**Records provided**
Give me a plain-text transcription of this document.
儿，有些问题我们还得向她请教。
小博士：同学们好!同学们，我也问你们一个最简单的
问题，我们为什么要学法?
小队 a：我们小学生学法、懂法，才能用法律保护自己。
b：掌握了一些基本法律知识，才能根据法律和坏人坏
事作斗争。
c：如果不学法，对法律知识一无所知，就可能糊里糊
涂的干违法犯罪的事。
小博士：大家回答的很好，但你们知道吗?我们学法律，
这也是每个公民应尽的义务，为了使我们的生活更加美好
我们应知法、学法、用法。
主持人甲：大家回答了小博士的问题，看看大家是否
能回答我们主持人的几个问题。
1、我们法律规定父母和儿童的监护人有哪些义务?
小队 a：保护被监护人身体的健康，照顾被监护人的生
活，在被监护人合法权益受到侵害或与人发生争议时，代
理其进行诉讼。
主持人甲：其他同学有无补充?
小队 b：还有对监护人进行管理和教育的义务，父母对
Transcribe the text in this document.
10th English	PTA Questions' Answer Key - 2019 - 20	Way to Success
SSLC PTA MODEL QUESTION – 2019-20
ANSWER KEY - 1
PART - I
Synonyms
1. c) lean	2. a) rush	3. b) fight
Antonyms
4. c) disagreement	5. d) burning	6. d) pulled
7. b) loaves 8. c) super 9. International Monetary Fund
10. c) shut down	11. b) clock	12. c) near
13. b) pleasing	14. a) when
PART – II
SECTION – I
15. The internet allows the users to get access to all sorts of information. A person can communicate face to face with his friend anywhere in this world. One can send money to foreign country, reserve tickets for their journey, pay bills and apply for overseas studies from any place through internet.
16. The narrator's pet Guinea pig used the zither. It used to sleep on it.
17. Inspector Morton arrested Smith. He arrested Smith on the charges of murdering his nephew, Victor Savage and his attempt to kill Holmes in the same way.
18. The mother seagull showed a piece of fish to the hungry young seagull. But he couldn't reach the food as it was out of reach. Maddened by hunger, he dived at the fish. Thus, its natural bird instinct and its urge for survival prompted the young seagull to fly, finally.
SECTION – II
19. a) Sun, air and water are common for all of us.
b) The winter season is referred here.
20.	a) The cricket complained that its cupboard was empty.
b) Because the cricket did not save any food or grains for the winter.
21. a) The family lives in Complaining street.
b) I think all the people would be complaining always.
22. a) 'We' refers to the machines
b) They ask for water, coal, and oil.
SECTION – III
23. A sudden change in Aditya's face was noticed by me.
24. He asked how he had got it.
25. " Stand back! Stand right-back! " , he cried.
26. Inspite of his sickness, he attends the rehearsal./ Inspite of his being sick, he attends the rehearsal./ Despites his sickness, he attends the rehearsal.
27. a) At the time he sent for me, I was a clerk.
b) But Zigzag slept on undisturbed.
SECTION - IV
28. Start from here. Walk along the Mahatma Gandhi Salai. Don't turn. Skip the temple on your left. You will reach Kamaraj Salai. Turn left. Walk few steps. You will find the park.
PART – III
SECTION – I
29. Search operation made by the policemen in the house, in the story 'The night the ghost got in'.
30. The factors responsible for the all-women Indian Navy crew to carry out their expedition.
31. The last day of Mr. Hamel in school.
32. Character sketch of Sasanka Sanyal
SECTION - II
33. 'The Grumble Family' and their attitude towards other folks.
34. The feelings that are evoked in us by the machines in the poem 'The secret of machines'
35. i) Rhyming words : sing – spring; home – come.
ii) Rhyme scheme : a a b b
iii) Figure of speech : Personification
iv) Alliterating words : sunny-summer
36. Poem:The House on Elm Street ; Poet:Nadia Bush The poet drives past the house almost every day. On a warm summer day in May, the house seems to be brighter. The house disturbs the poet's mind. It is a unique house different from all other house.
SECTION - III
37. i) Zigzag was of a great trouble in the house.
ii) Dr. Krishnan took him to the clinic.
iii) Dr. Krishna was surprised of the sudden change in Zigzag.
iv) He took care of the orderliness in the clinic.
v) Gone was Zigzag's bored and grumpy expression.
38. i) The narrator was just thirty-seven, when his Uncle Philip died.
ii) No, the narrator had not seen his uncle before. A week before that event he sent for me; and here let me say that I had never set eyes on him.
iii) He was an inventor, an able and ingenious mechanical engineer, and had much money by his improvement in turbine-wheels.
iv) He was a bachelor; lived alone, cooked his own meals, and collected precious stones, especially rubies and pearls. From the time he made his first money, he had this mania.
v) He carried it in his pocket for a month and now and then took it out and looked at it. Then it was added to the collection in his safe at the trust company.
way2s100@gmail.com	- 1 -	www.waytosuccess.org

**Your instructions**
Your task is to repeat each line of the material exactly.

**Exercise response**
Give me a plain-text transcription of this document.
儿，有些问题我们还得向她请教。
小博士：同学们好!同学们，我也问你们一个最简单的
问题，我们为什么要学法?
小队 a：我们小学生学法、懂法，才能用法律保护自己。
b：掌握了一些基本法律知识，才能根据法律和坏人坏
事作斗争。
c：如果不学法，对法律知识一无所知，就可能糊里糊
涂的干违法犯罪的事。
小博士：大家回答的很好，但你们知道吗?我们学法律，
这也是每个公民应尽的义务，为了使我们的生活更加美好
我们应知法、学法、用法。
主持人甲：大家回答了小博士的问题，看看大家是否
能回答我们主持人的几个问题。
1、我们法律规定父母和儿童的监护人有哪些义务?
小队 a：保护被监护人身体的健康，照顾被监护人的生
活，在被监护人合法权益受到侵害或与人发生争议时，代
理其进行诉讼。
主持人甲：其他同学有无补充?
小队 b：还有对监护人进行管理和教育的义务，父母对
Transcribe the text in this document.
10th English	PTA Questions' Answer Key - 2019 - 20	Way to Success
SSLC PTA MODEL QUESTION – 2019-20
ANSWER KEY - 1
PART - I
Synonyms
1. c) lean	2. a) rush	3. b) fight
Antonyms
4. c) disagreement	5. d) burning	6. d) pulled
7. b) loaves 8. c) super 9. International Monetary Fund
10. c) shut down	11. b) clock	12. c) near
13. b) pleasing	14. a) when
PART – II
SECTION – I
15. The internet allows the users to get access to all sorts of information. A person can communicate face to face with his friend anywhere in this world. One can send money to foreign country, reserve tickets for their journey, pay bills and apply for overseas studies from any place through internet.
16. The narrator's pet Guinea pig used the zither. It used to sleep on it.
17. Inspector Morton arrested Smith. He arrested Smith on the charges of murdering his nephew, Victor Savage and his attempt to kill Holmes in the same way.
18. The mother seagull showed a piece of fish to the hungry young seagull. But he couldn't reach the food as it was out of reach. Maddened by hunger, he dived at the fish. Thus, its natural bird instinct and its urge for survival prompted the young seagull to fly, finally.
SECTION – II
19. a) Sun, air and water are common for all of us.
b) The winter season is referred here.
20.	a) The cricket complained that its cupboard was empty.
b) Because the cricket did not save any food or grains for the winter.
21. a) The family lives in Complaining street.
b) I think all the people would be complaining always.
22. a) 'We' refers to the machines
b) They ask for water, coal, and oil.
SECTION – III
23. A sudden change in Aditya's face was noticed by me.
24. He asked how he had got it.
25. " Stand back! Stand right-back! " , he cried.
26. Inspite of his sickness, he attends the rehearsal./ Inspite of his being sick, he attends the rehearsal./ Despites his sickness, he attends the rehearsal.
27. a) At the time he sent for me, I was a clerk.
b) But Zigzag slept on undisturbed.
SECTION - IV
28. Start from here. Walk along the Mahatma Gandhi Salai. Don't turn. Skip the temple on your left. You will reach Kamaraj Salai. Turn left. Walk few steps. You will find the park.
PART – III
SECTION – I
29. Search operation made by the policemen in the house, in the story 'The night the ghost got in'.
30. The factors responsible for the all-women Indian Navy crew to carry out their expedition.
31. The last day of Mr. Hamel in school.
32. Character sketch of Sasanka Sanyal
SECTION - II
33. 'The Grumble Family' and their attitude towards other folks.
34. The feelings that are evoked in us by the machines in the poem 'The secret of machines'
35. i) Rhyming words : sing – spring; home – come.
ii) Rhyme scheme : a a b b
iii) Figure of speech : Personification
iv) Alliterating words : sunny-summer
36. Poem:The House on Elm Street ; Poet:Nadia Bush The poet drives past the house almost every day. On a warm summer day in May, the house seems to be brighter. The house disturbs the poet's mind. It is a unique house different from all other house.
SECTION - III
37. i) Zigzag was of a great trouble in the house.
ii) Dr. Krishnan took him to the clinic.
iii) Dr. Krishna was surprised of the sudden change in Zigzag.
iv) He took care of the orderliness in the clinic.
v) Gone was Zigzag's bored and grumpy expression.
38. i) The narrator was just thirty-seven, when his Uncle Philip died.
ii) No, the narrator had not seen his uncle before. A week before that event he sent for me; and here let me say that I had never set eyes on him.
iii) He was an inventor, an able and ingenious mechanical engineer, and had much money by his improvement in turbine-wheels.
iv) He was a bachelor; lived alone, cooked his own meals, and collected precious stones, especially rubies and pearls. From the time he made his first money, he had this mania.
v) He carried it in his pocket for a month and now and then took it out and looked at it. Then it was added to the collection in his safe at the trust company.
way2s100@gmail.com	- 1 -	www.waytosuccess.org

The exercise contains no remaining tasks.